____ INFORMATION GIVEN

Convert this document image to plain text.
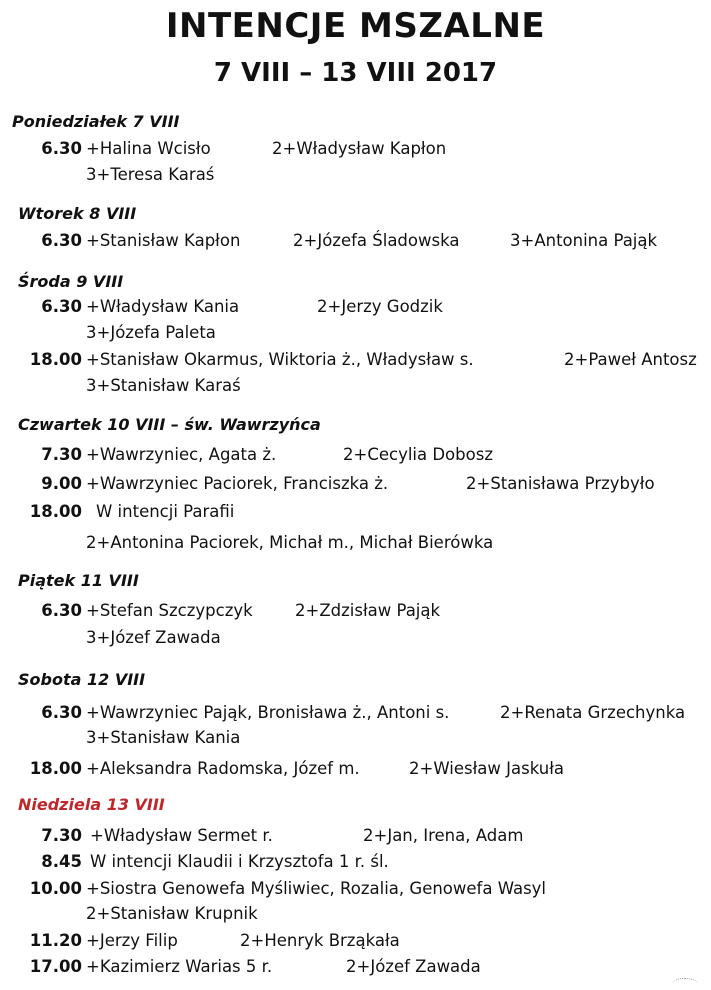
INTENCJE MSZALNE
7 VIII – 13 VIII 2017
Poniedziałek 7 VIII
6.30 +Halina Wcisło	2+Władysław Kapłon
3+Teresa Karaś
Wtorek 8 VIII
6.30 +Stanisław Kapłon	2+Józefa Śladowska	3+Antonina Pająk
Środa 9 VIII
6.30 +Władysław Kania	2+Jerzy Godzik
3+Józefa Paleta
18.00 +Stanisław Okarmus, Wiktoria ż., Władysław s.	2+Paweł Antosz
3+Stanisław Karaś
Czwartek 10 VIII – św. Wawrzyńca
7.30 +Wawrzyniec, Agata ż.	2+Cecylia Dobosz
9.00 +Wawrzyniec Paciorek, Franciszka ż.	2+Stanisława Przybyło
18.00 W intencji Parafii
2+Antonina Paciorek, Michał m., Michał Bierówka
Piątek 11 VIII
6.30 +Stefan Szczypczyk	2+Zdzisław Pająk
3+Józef Zawada
Sobota 12 VIII
6.30 +Wawrzyniec Pająk, Bronisława ż., Antoni s.	2+Renata Grzechynka
3+Stanisław Kania
18.00 +Aleksandra Radomska, Józef m.	2+Wiesław Jaskuła
Niedziela 13 VIII
7.30 +Władysław Sermet r.	2+Jan, Irena, Adam
8.45 W intencji Klaudii i Krzysztofa 1 r. śl.
10.00 +Siostra Genowefa Myśliwiec, Rozalia, Genowefa Wasyl
2+Stanisław Krupnik
11.20 +Jerzy Filip	2+Henryk Brząkała
17.00 +Kazimierz Warias 5 r.	2+Józef Zawada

________

> [THE TASK]: Retype the whole listing exactly and leave the pictures out.

> [FINISHED ANSWER]:
Convert this document image to plain text.
INTENCJE MSZALNE
7 VIII – 13 VIII 2017
Poniedziałek 7 VIII
6.30 +Halina Wcisło	2+Władysław Kapłon
3+Teresa Karaś
Wtorek 8 VIII
6.30 +Stanisław Kapłon	2+Józefa Śladowska	3+Antonina Pająk
Środa 9 VIII
6.30 +Władysław Kania	2+Jerzy Godzik
3+Józefa Paleta
18.00 +Stanisław Okarmus, Wiktoria ż., Władysław s.	2+Paweł Antosz
3+Stanisław Karaś
Czwartek 10 VIII – św. Wawrzyńca
7.30 +Wawrzyniec, Agata ż.	2+Cecylia Dobosz
9.00 +Wawrzyniec Paciorek, Franciszka ż.	2+Stanisława Przybyło
18.00 W intencji Parafii
2+Antonina Paciorek, Michał m., Michał Bierówka
Piątek 11 VIII
6.30 +Stefan Szczypczyk	2+Zdzisław Pająk
3+Józef Zawada
Sobota 12 VIII
6.30 +Wawrzyniec Pająk, Bronisława ż., Antoni s.	2+Renata Grzechynka
3+Stanisław Kania
18.00 +Aleksandra Radomska, Józef m.	2+Wiesław Jaskuła
Niedziela 13 VIII
7.30 +Władysław Sermet r.	2+Jan, Irena, Adam
8.45 W intencji Klaudii i Krzysztofa 1 r. śl.
10.00 +Siostra Genowefa Myśliwiec, Rozalia, Genowefa Wasyl
2+Stanisław Krupnik
11.20 +Jerzy Filip	2+Henryk Brząkała
17.00 +Kazimierz Warias 5 r.	2+Józef Zawada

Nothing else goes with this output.